(DIRECTIONS): Type out all the records word for word. Any pictures are to be left out.

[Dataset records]
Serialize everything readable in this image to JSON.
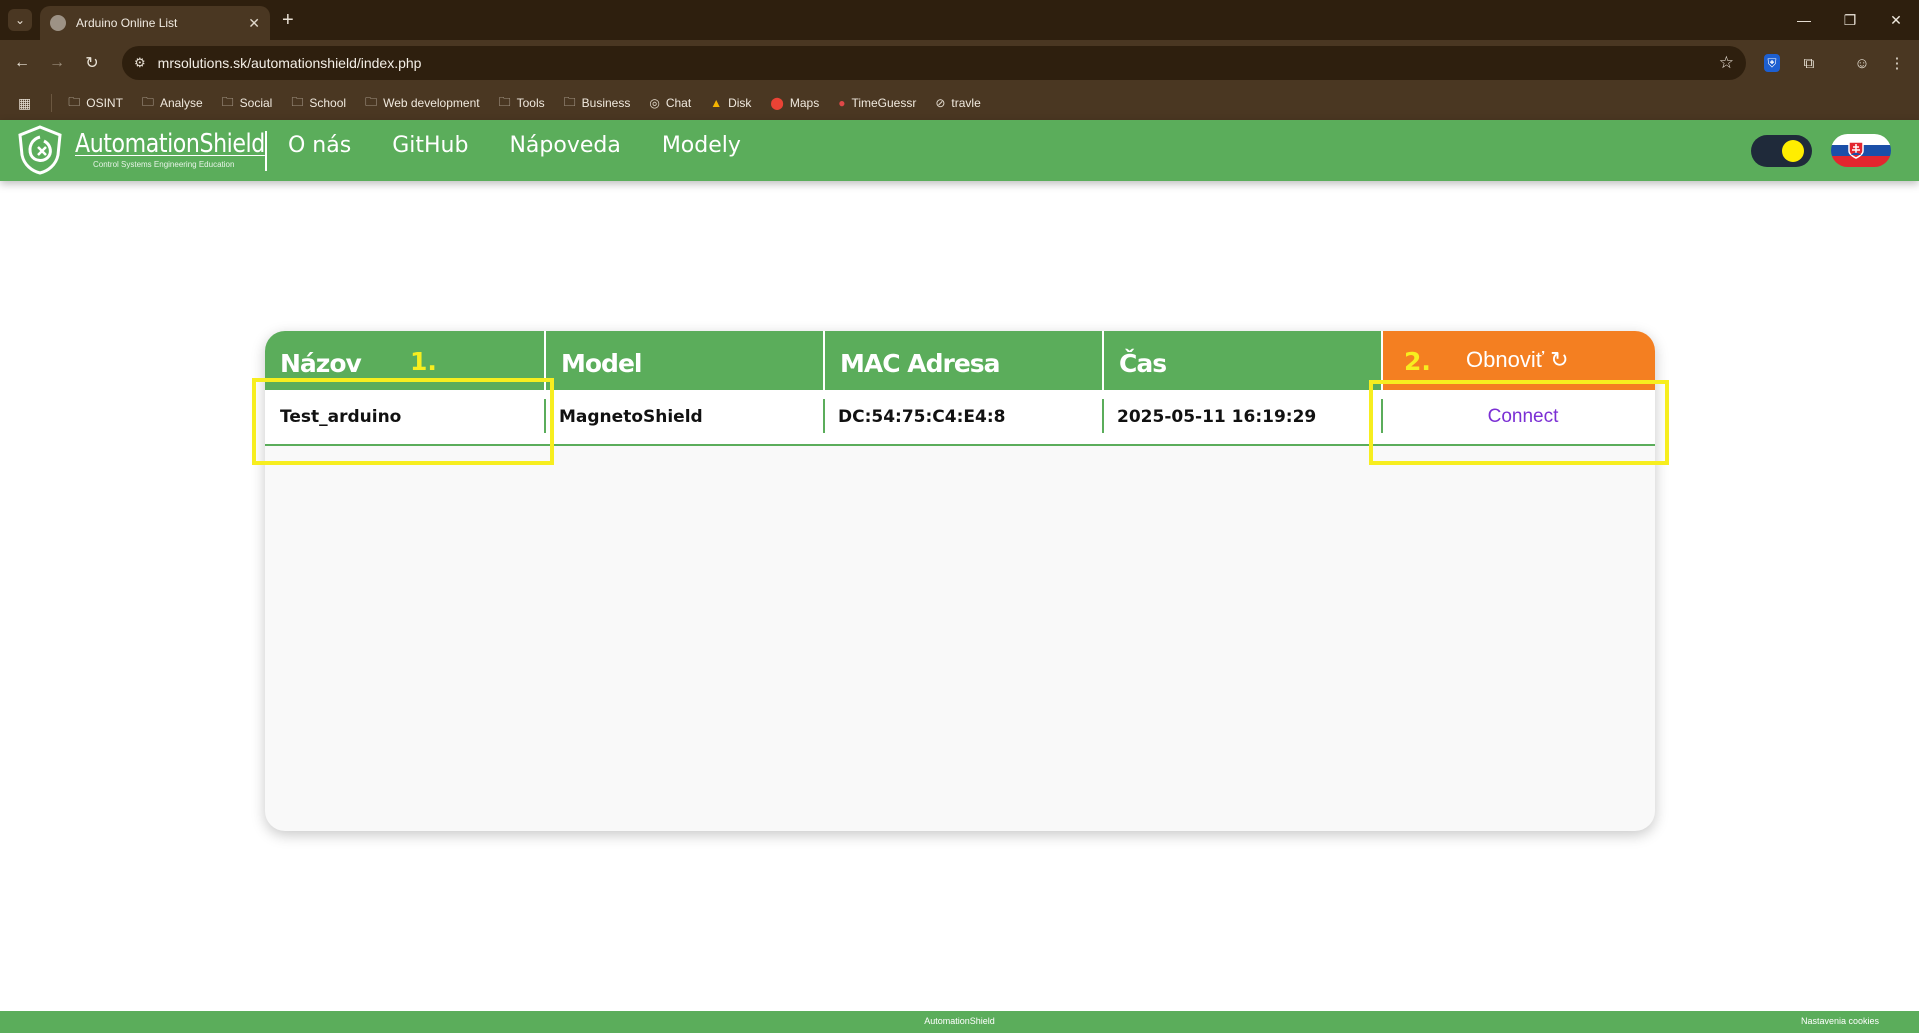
{
  "browser": {
    "tab_title": "Arduino Online List",
    "url": "mrsolutions.sk/automationshield/index.php",
    "bookmarks": [
      "OSINT",
      "Analyse",
      "Social",
      "School",
      "Web development",
      "Tools",
      "Business",
      "Chat",
      "Disk",
      "Maps",
      "TimeGuessr",
      "travle"
    ]
  },
  "site": {
    "logo_name": "AutomationShield",
    "logo_tagline": "Control Systems Engineering Education",
    "nav": [
      "O nás",
      "GitHub",
      "Nápoveda",
      "Modely"
    ],
    "accent_color": "#5bad5b",
    "refresh_color": "#f47f21",
    "theme_toggle_state": "light"
  },
  "table": {
    "headers": [
      "Názov",
      "Model",
      "MAC Adresa",
      "Čas"
    ],
    "refresh_label": "Obnoviť ↻",
    "rows": [
      {
        "name": "Test_arduino",
        "model": "MagnetoShield",
        "mac": "DC:54:75:C4:E4:8",
        "time": "2025-05-11 16:19:29",
        "action": "Connect"
      }
    ]
  },
  "annotations": {
    "label_1": "1.",
    "label_2": "2.",
    "color": "#f7ee1f"
  },
  "footer": {
    "center": "AutomationShield",
    "right": "Nastavenia cookies"
  }
}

(FULL ANSWER):
Serialize everything readable in this image to JSON.
{
  "browser": {
    "tab_title": "Arduino Online List",
    "url": "mrsolutions.sk/automationshield/index.php",
    "bookmarks": [
      "OSINT",
      "Analyse",
      "Social",
      "School",
      "Web development",
      "Tools",
      "Business",
      "Chat",
      "Disk",
      "Maps",
      "TimeGuessr",
      "travle"
    ]
  },
  "site": {
    "logo_name": "AutomationShield",
    "logo_tagline": "Control Systems Engineering Education",
    "nav": [
      "O nás",
      "GitHub",
      "Nápoveda",
      "Modely"
    ],
    "accent_color": "#5bad5b",
    "refresh_color": "#f47f21",
    "theme_toggle_state": "light"
  },
  "table": {
    "headers": [
      "Názov",
      "Model",
      "MAC Adresa",
      "Čas"
    ],
    "refresh_label": "Obnoviť ↻",
    "rows": [
      {
        "name": "Test_arduino",
        "model": "MagnetoShield",
        "mac": "DC:54:75:C4:E4:8",
        "time": "2025-05-11 16:19:29",
        "action": "Connect"
      }
    ]
  },
  "annotations": {
    "label_1": "1.",
    "label_2": "2.",
    "color": "#f7ee1f"
  },
  "footer": {
    "center": "AutomationShield",
    "right": "Nastavenia cookies"
  }
}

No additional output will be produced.